**Required work**
Every line of the entries below that carries the string "large" should be copied.

**Listed records**
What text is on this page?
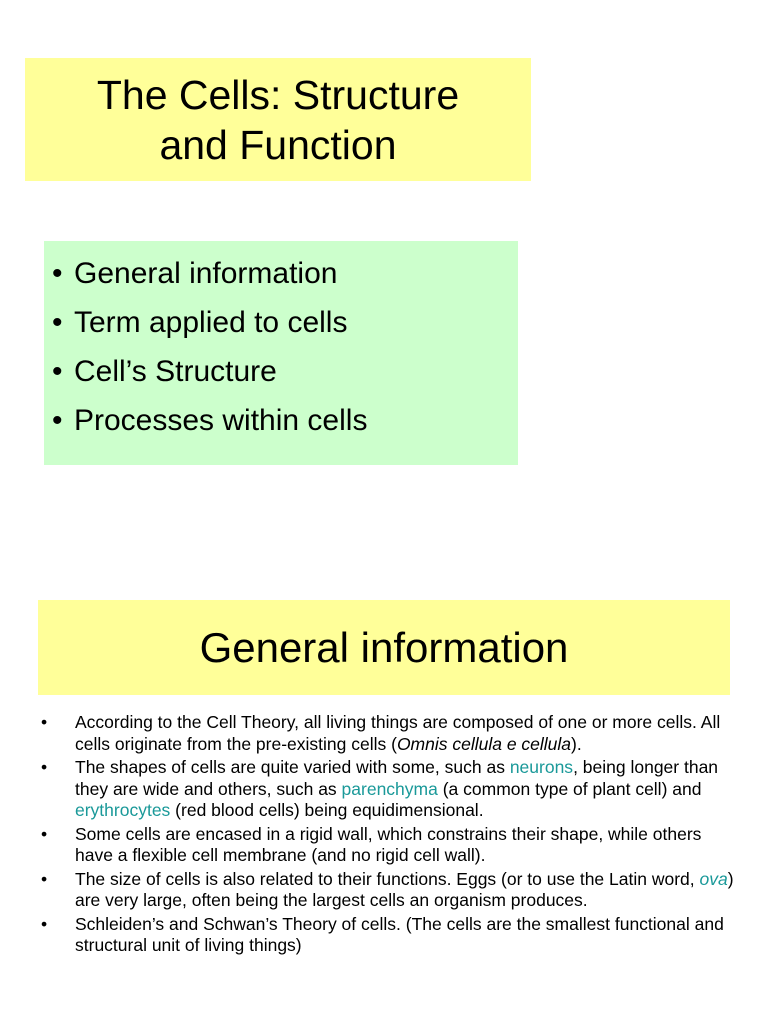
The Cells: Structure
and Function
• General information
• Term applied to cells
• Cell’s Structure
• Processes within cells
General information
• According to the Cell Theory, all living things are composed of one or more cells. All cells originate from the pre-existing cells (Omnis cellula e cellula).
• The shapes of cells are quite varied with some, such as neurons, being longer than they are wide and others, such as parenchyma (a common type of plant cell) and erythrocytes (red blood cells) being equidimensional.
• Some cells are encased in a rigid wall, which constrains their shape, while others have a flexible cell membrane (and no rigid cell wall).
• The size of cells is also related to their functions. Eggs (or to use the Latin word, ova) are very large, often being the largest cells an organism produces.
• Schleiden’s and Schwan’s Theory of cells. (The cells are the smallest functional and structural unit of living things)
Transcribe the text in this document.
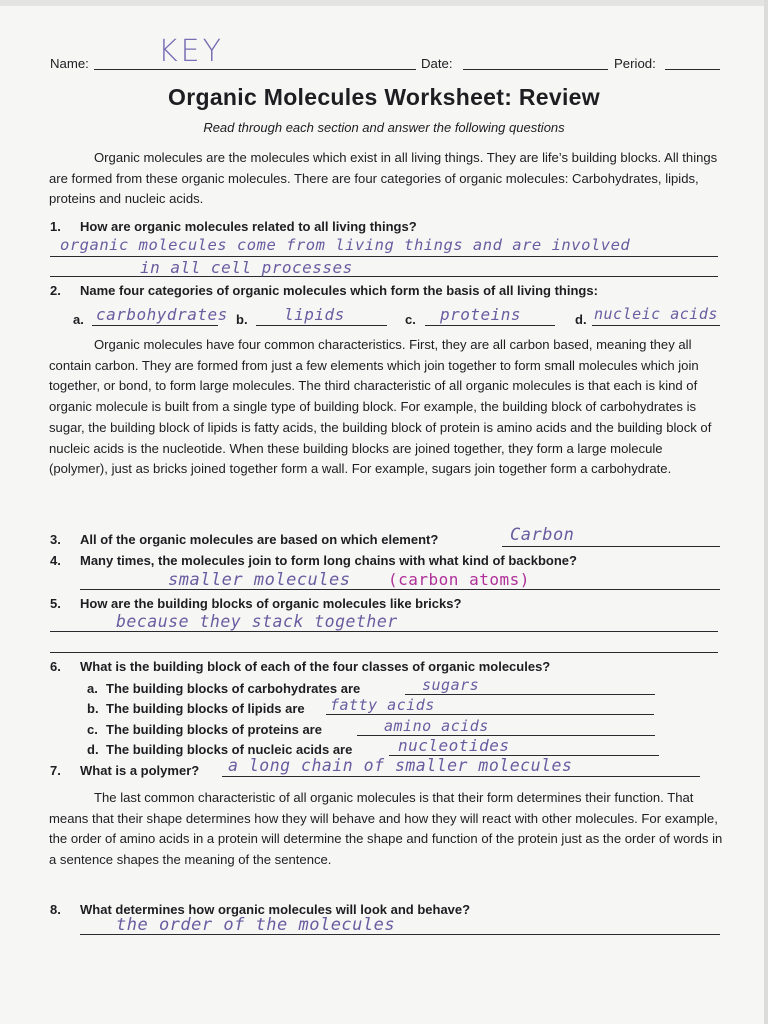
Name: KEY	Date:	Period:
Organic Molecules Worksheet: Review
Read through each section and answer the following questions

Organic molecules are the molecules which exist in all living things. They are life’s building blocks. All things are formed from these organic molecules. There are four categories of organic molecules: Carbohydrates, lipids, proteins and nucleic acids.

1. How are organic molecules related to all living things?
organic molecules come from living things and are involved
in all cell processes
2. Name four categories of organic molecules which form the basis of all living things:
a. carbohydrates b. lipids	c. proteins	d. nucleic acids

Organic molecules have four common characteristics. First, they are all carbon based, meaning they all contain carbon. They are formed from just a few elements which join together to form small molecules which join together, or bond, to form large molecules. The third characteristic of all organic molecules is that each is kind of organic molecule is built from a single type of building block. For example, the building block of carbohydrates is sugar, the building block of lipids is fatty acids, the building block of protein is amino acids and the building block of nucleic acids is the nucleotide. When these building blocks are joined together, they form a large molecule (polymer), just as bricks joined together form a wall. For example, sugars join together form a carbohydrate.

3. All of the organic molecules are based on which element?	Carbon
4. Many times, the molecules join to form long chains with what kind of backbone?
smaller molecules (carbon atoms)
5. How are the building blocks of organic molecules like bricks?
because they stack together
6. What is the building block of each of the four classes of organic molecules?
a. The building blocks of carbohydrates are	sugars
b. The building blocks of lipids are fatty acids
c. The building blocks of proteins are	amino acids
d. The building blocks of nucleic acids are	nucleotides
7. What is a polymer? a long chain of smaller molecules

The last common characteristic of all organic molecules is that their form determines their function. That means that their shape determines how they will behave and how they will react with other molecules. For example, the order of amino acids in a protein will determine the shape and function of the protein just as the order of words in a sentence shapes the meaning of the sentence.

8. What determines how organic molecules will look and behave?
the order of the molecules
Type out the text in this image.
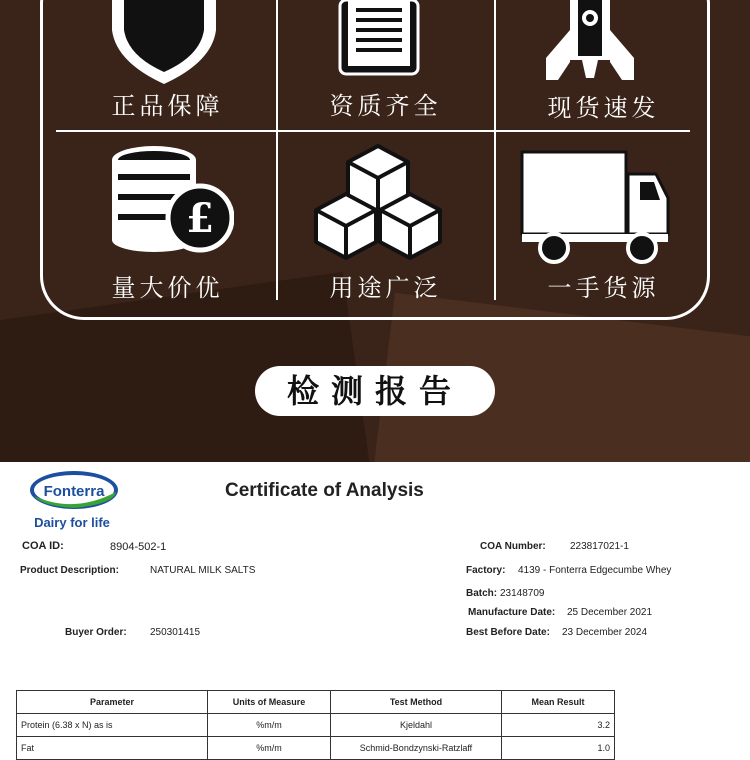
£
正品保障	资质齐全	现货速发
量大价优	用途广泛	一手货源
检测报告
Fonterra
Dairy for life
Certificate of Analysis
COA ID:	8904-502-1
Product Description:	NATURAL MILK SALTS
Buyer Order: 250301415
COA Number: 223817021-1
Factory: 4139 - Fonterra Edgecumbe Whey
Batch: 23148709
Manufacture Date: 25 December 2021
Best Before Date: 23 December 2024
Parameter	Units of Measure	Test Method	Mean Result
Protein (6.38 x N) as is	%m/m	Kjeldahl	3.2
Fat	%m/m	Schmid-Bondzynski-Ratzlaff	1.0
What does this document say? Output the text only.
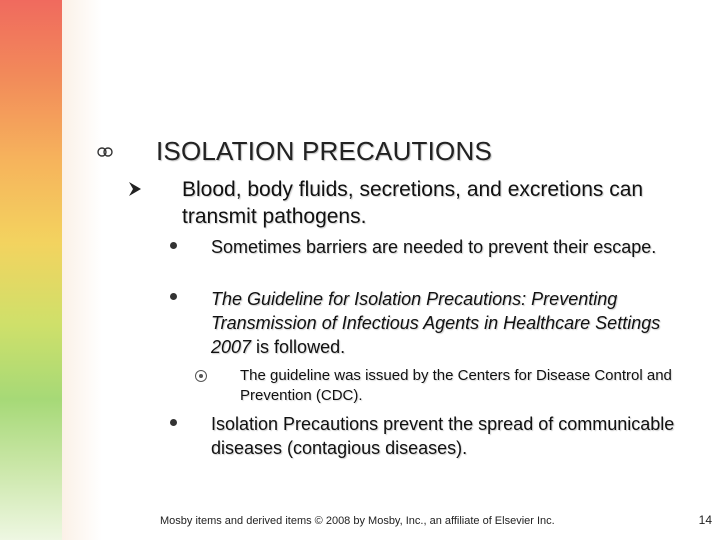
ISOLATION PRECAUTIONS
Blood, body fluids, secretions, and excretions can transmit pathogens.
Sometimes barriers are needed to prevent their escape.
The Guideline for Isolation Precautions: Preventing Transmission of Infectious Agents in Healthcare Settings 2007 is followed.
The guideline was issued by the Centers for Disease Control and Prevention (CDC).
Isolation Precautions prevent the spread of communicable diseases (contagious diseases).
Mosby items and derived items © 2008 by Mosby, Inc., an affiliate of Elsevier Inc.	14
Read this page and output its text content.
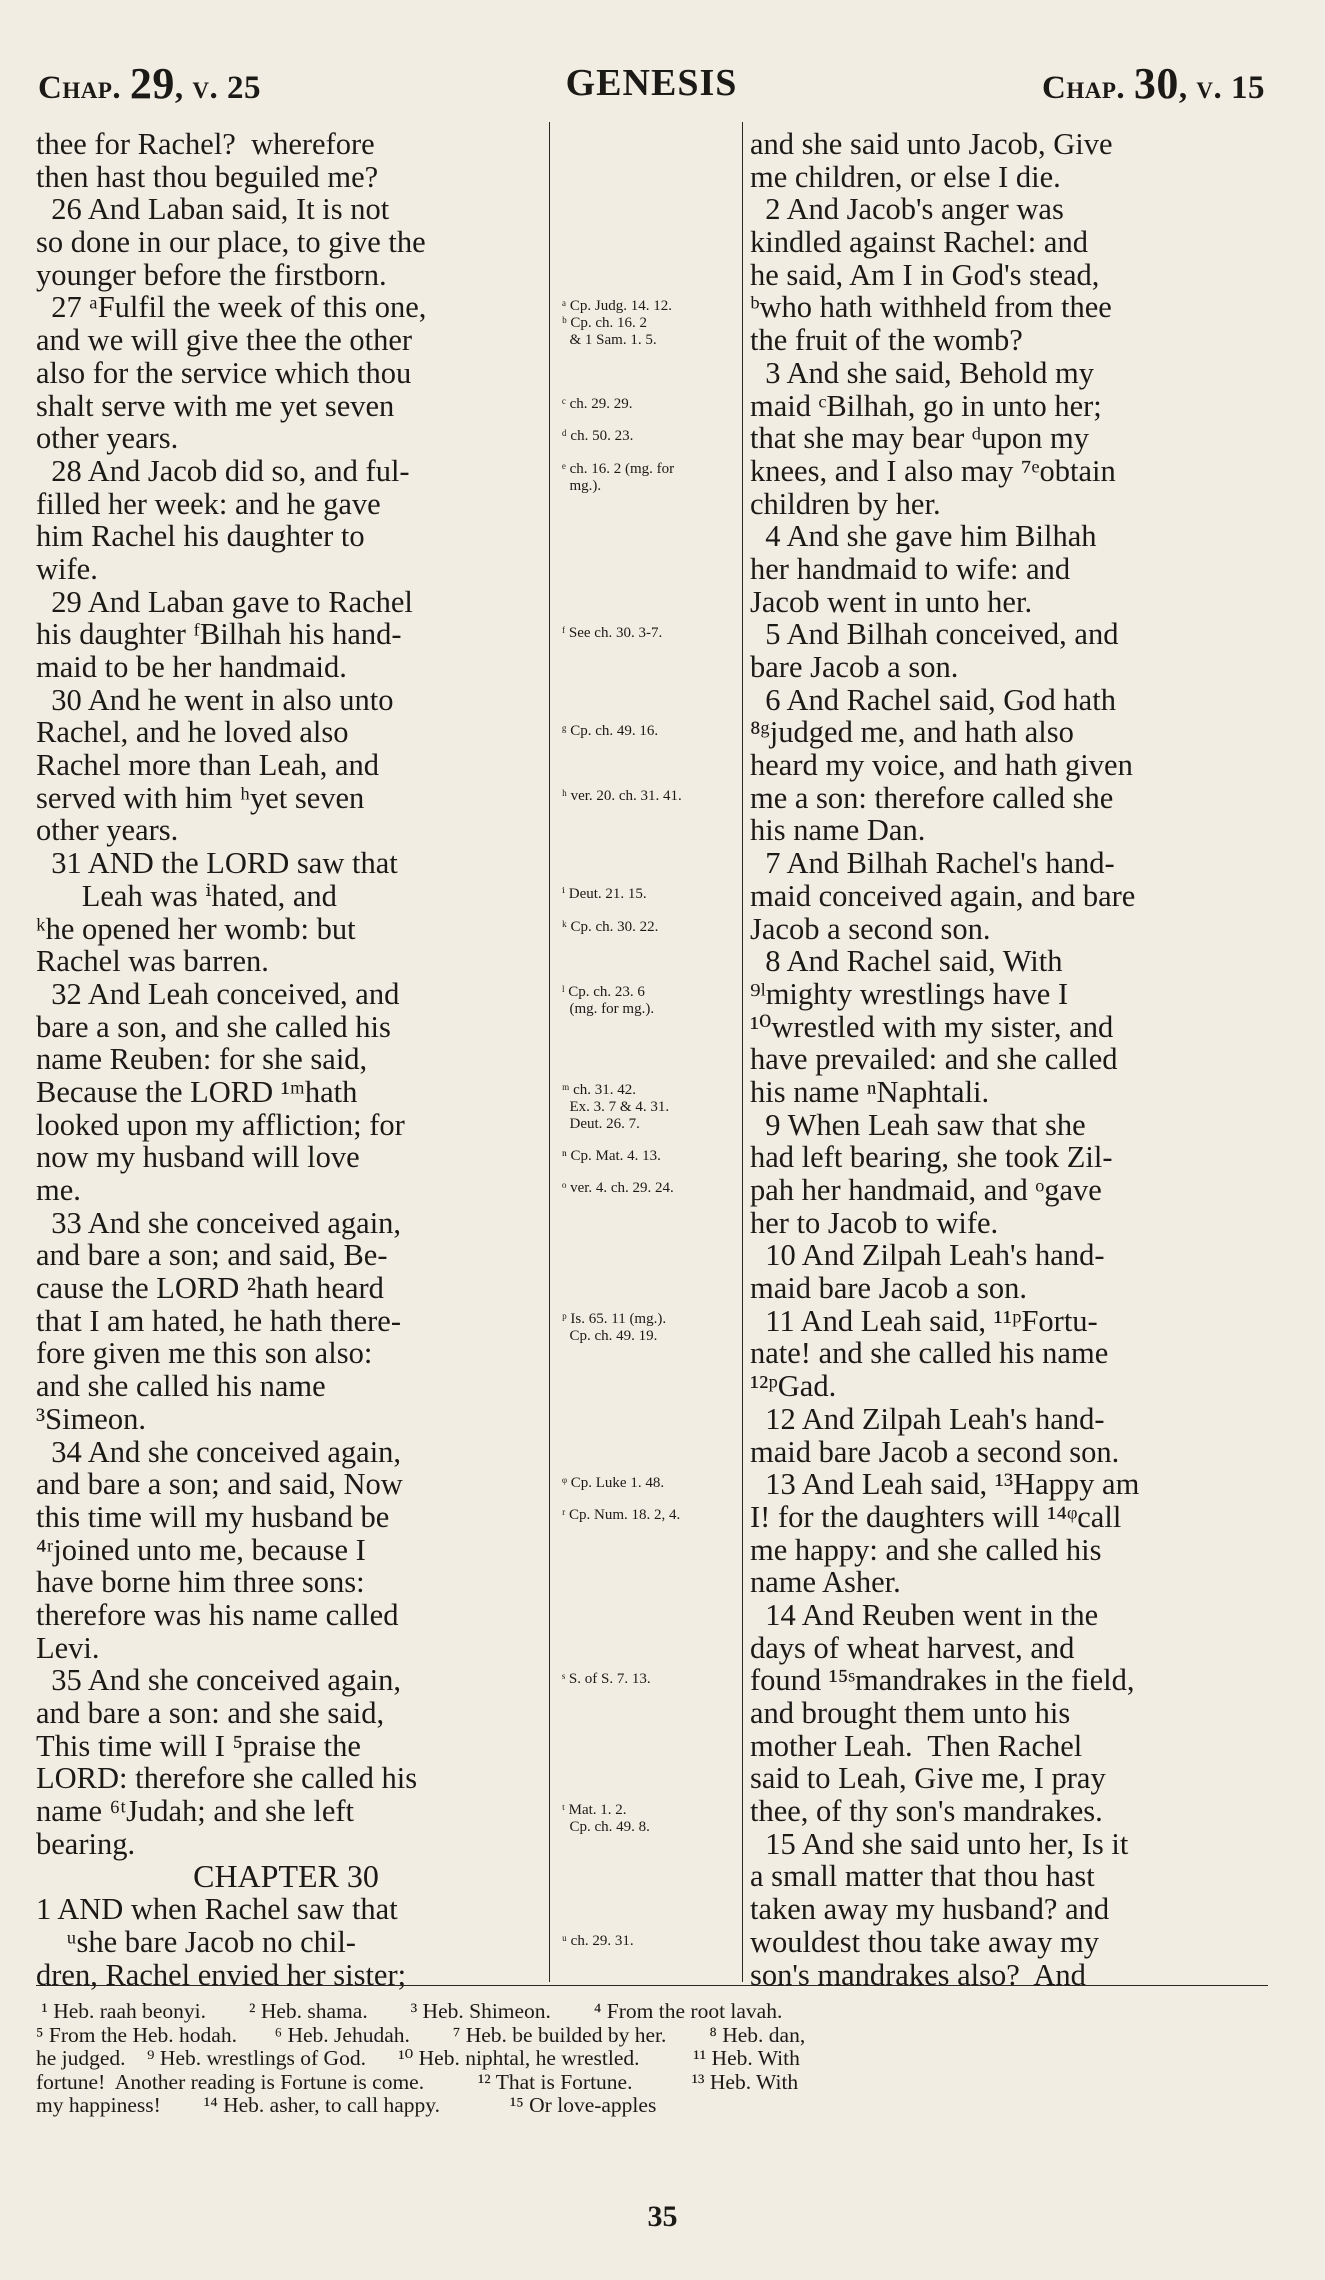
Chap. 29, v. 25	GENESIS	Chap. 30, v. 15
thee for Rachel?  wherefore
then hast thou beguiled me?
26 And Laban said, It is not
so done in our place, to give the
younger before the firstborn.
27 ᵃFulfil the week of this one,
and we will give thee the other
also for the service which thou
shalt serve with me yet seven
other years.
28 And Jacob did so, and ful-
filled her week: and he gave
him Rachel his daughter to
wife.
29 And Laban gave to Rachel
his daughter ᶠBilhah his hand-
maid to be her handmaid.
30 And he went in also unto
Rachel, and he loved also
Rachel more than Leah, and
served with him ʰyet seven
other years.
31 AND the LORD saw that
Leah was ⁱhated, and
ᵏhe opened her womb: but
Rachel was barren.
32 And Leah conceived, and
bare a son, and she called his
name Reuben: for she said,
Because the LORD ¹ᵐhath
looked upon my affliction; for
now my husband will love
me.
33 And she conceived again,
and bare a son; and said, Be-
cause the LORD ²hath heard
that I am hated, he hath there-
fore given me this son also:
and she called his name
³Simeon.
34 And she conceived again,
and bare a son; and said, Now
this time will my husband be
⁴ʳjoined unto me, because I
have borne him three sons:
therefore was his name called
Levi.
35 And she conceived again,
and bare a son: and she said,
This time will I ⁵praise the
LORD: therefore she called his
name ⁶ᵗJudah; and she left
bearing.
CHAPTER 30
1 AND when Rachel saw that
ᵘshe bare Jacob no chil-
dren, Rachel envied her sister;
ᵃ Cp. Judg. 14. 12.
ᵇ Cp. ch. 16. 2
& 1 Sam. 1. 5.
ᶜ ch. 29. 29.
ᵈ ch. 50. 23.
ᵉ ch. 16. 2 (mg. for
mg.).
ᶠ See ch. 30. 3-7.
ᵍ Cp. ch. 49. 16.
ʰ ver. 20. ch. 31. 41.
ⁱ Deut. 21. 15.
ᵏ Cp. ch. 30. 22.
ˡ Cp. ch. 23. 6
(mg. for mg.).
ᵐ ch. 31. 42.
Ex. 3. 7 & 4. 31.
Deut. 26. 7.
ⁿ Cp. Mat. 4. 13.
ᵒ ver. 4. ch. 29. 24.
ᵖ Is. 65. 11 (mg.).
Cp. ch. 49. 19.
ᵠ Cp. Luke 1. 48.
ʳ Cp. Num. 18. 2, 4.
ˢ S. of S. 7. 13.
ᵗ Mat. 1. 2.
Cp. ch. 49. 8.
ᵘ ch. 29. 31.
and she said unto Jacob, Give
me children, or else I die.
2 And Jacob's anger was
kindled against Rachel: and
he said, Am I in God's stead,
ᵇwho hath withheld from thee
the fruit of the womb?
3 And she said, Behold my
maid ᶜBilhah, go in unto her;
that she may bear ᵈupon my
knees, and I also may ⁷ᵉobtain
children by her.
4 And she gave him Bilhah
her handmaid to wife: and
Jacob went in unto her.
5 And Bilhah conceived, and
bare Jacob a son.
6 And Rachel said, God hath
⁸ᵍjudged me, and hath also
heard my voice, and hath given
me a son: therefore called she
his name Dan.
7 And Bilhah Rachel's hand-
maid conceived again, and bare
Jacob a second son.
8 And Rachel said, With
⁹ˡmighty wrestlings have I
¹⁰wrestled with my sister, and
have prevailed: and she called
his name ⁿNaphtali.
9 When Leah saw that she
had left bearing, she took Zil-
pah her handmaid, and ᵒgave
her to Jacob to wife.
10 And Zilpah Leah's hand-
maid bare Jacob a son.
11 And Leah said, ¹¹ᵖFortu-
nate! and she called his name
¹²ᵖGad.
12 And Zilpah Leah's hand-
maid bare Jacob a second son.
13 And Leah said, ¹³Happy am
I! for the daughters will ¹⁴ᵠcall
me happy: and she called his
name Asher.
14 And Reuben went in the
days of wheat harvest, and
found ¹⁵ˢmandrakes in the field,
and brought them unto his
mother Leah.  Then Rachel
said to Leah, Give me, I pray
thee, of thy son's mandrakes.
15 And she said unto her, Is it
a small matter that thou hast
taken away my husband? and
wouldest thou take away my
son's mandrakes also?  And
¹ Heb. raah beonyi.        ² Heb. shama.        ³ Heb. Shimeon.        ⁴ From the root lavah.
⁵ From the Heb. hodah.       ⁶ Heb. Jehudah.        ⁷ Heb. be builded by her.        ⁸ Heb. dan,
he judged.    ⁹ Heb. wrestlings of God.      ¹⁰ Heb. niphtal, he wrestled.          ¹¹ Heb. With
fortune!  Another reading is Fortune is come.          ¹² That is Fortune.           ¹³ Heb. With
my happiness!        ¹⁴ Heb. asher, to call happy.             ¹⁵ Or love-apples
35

**Problem solution**
• The size of cells is also related to their functions. Eggs (or to use the Latin word, ova) are very large, often being the largest cells an organism produces.
Organic molecules have four common characteristics. First, they are all carbon based, meaning they all contain carbon. They are formed from just a few elements which join together to form small molecules which join together, or bond, to form large molecules. The third characteristic of all organic molecules is that each is kind of organic molecule is built from a single type of building block. For example, the building block of carbohydrates is sugar, the building block of lipids is fatty acids, the building block of protein is amino acids and the building block of nucleic acids is the nucleotide. When these building blocks are joined together, they form a large molecule (polymer), just as bricks joined together form a wall. For example, sugars join together form a carbohydrate.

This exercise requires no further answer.